### GOAL
Search the material and gather each line with "percent" in it.

### GIVEN DATA
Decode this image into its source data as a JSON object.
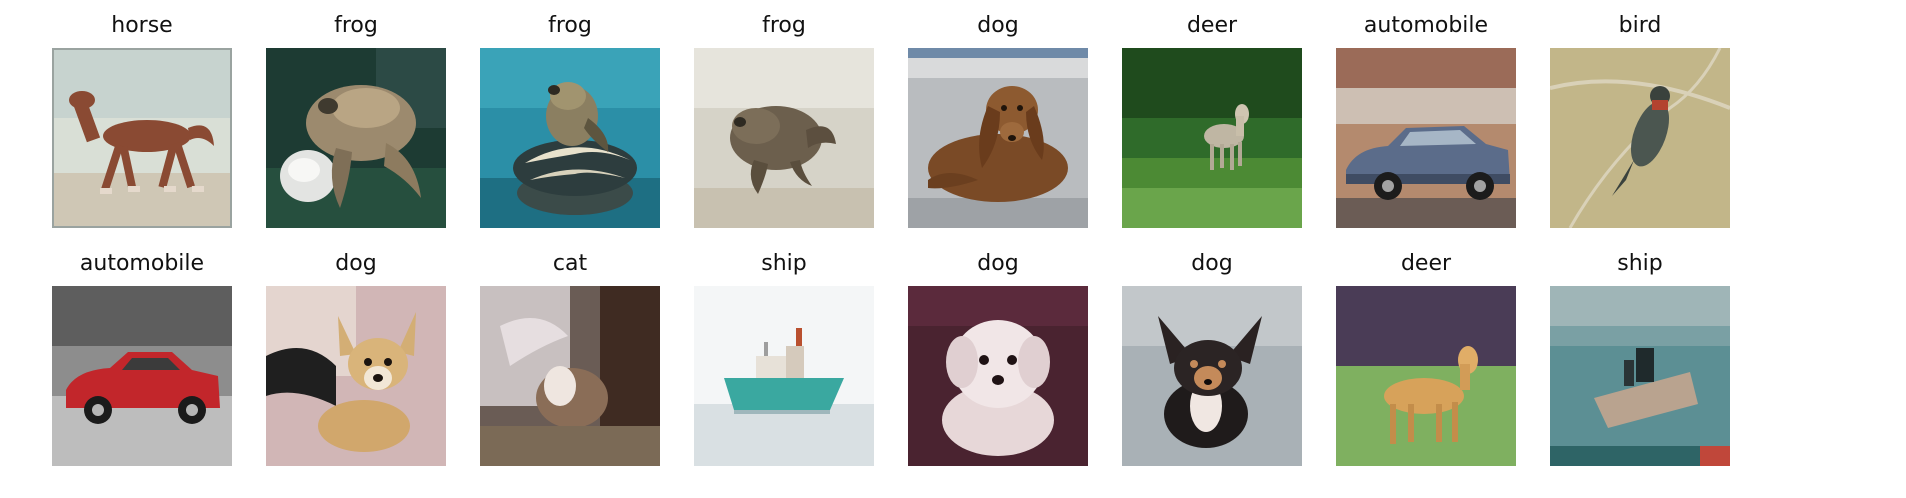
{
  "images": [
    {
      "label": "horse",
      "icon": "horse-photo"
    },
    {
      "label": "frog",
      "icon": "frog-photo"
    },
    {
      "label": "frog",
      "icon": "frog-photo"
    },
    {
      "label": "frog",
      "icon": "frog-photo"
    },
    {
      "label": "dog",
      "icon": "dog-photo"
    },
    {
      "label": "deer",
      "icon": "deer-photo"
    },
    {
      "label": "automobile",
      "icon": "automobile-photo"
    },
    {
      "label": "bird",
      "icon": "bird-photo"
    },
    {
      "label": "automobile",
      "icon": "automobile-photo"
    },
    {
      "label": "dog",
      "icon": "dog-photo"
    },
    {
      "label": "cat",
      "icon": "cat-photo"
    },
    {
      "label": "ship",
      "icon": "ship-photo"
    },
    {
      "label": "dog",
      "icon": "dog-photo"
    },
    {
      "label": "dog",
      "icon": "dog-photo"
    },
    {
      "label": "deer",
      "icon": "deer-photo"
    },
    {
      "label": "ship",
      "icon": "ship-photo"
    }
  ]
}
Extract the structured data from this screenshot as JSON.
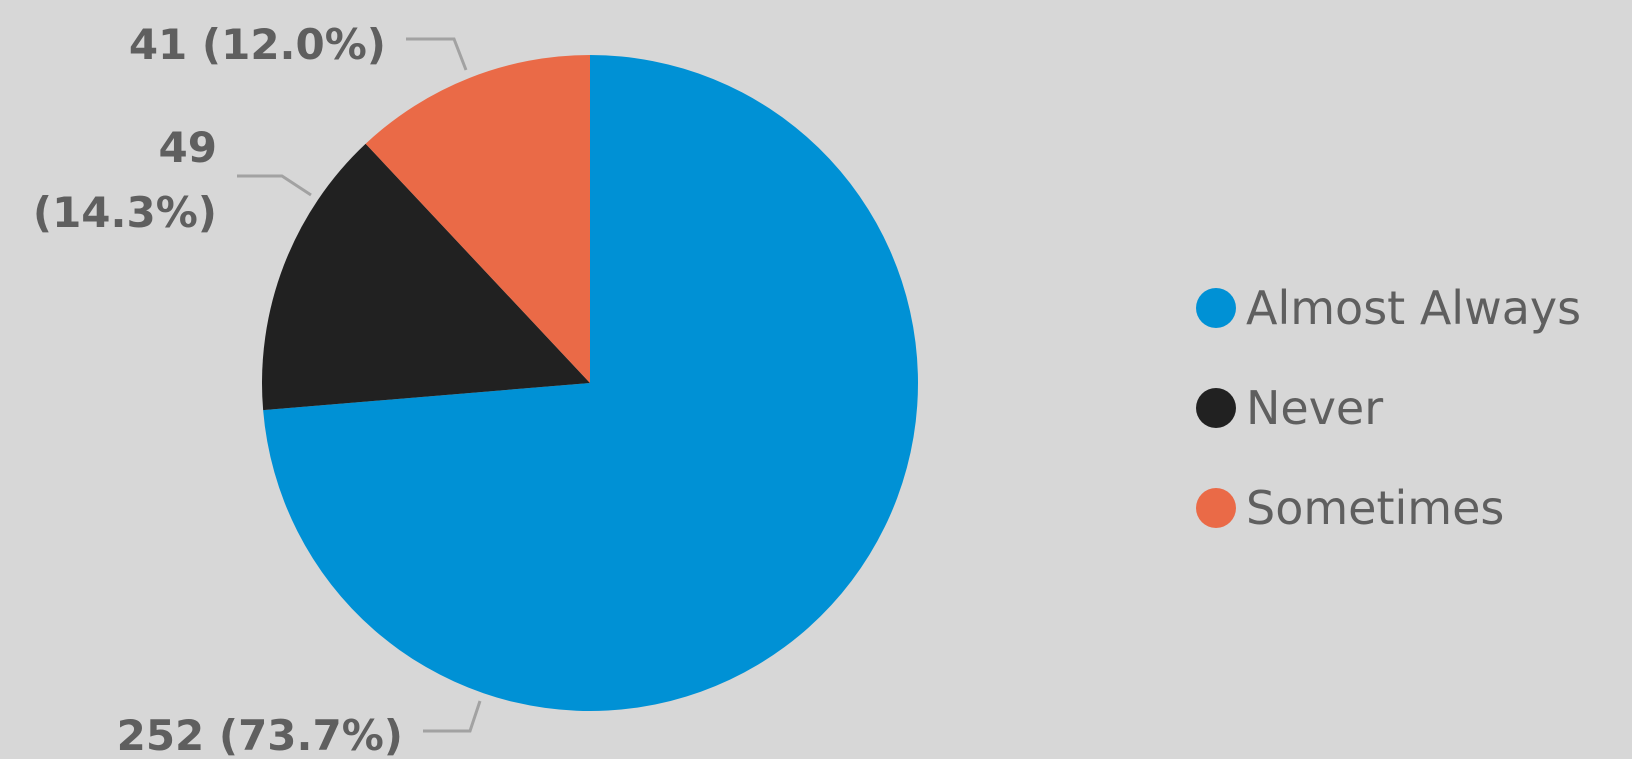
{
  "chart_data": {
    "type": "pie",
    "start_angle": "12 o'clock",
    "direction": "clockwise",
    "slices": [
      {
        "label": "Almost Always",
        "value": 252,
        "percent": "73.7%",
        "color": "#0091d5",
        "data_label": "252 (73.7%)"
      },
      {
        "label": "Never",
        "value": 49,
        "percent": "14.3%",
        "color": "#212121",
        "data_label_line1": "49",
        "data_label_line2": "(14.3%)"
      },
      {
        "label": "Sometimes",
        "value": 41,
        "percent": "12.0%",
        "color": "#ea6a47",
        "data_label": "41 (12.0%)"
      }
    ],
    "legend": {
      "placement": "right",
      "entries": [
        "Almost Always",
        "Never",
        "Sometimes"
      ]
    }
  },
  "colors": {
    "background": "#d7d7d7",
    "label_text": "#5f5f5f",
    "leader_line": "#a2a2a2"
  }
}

### EXERCISE ANSWER
        "percent": "73.7%",
        "percent": "14.3%",
        "percent": "12.0%",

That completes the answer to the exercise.